WHAT TO PRODUCE. Your copy of the material must match it exactly, except that pictures are dropped.
#### TASK INPUT
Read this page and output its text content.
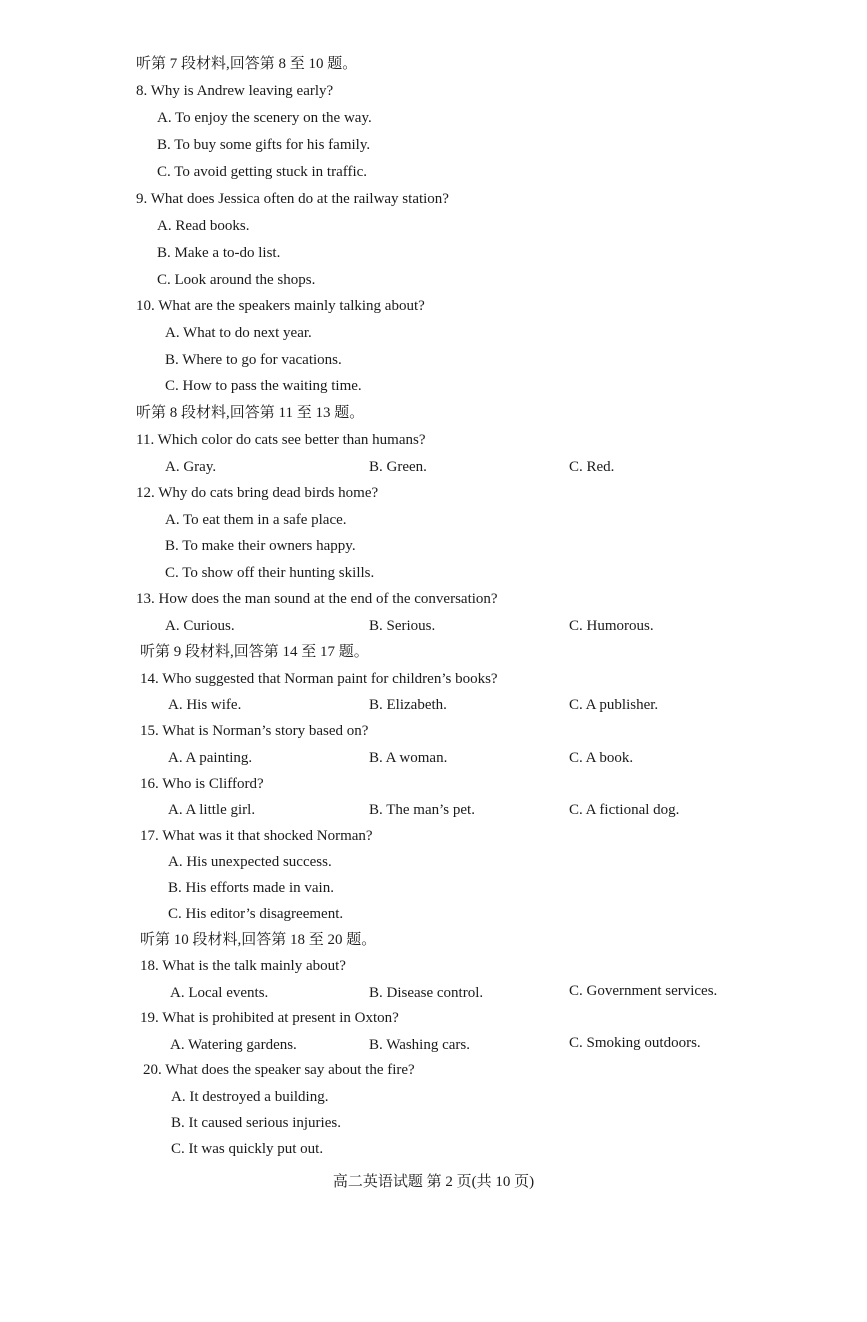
听第 7 段材料,回答第 8 至 10 题。
8. Why is Andrew leaving early?
A. To enjoy the scenery on the way.
B. To buy some gifts for his family.
C. To avoid getting stuck in traffic.
9. What does Jessica often do at the railway station?
A. Read books.
B. Make a to-do list.
C. Look around the shops.
10. What are the speakers mainly talking about?
A. What to do next year.
B. Where to go for vacations.
C. How to pass the waiting time.
听第 8 段材料,回答第 11 至 13 题。
11. Which color do cats see better than humans?
A. Gray.	B. Green.	C. Red.
12. Why do cats bring dead birds home?
A. To eat them in a safe place.
B. To make their owners happy.
C. To show off their hunting skills.
13. How does the man sound at the end of the conversation?
A. Curious.	B. Serious.	C. Humorous.
听第 9 段材料,回答第 14 至 17 题。
14. Who suggested that Norman paint for children’s books?
A. His wife.	B. Elizabeth.	C. A publisher.
15. What is Norman’s story based on?
A. A painting.	B. A woman.	C. A book.
16. Who is Clifford?
A. A little girl.	B. The man’s pet.	C. A fictional dog.
17. What was it that shocked Norman?
A. His unexpected success.
B. His efforts made in vain.
C. His editor’s disagreement.
听第 10 段材料,回答第 18 至 20 题。
18. What is the talk mainly about?
A. Local events.	B. Disease control.	C. Government services.
19. What is prohibited at present in Oxton?
A. Watering gardens.	B. Washing cars.	C. Smoking outdoors.
20. What does the speaker say about the fire?
A. It destroyed a building.
B. It caused serious injuries.
C. It was quickly put out.
高二英语试题 第 2 页(共 10 页)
########
EXERCISE OUTPUT.
Read this page and output its text content.
听第 7 段材料,回答第 8 至 10 题。
8. Why is Andrew leaving early?
A. To enjoy the scenery on the way.
B. To buy some gifts for his family.
C. To avoid getting stuck in traffic.
9. What does Jessica often do at the railway station?
A. Read books.
B. Make a to-do list.
C. Look around the shops.
10. What are the speakers mainly talking about?
A. What to do next year.
B. Where to go for vacations.
C. How to pass the waiting time.
听第 8 段材料,回答第 11 至 13 题。
11. Which color do cats see better than humans?
A. Gray.	B. Green.	C. Red.
12. Why do cats bring dead birds home?
A. To eat them in a safe place.
B. To make their owners happy.
C. To show off their hunting skills.
13. How does the man sound at the end of the conversation?
A. Curious.	B. Serious.	C. Humorous.
听第 9 段材料,回答第 14 至 17 题。
14. Who suggested that Norman paint for children’s books?
A. His wife.	B. Elizabeth.	C. A publisher.
15. What is Norman’s story based on?
A. A painting.	B. A woman.	C. A book.
16. Who is Clifford?
A. A little girl.	B. The man’s pet.	C. A fictional dog.
17. What was it that shocked Norman?
A. His unexpected success.
B. His efforts made in vain.
C. His editor’s disagreement.
听第 10 段材料,回答第 18 至 20 题。
18. What is the talk mainly about?
A. Local events.	B. Disease control.	C. Government services.
19. What is prohibited at present in Oxton?
A. Watering gardens.	B. Washing cars.	C. Smoking outdoors.
20. What does the speaker say about the fire?
A. It destroyed a building.
B. It caused serious injuries.
C. It was quickly put out.
高二英语试题 第 2 页(共 10 页)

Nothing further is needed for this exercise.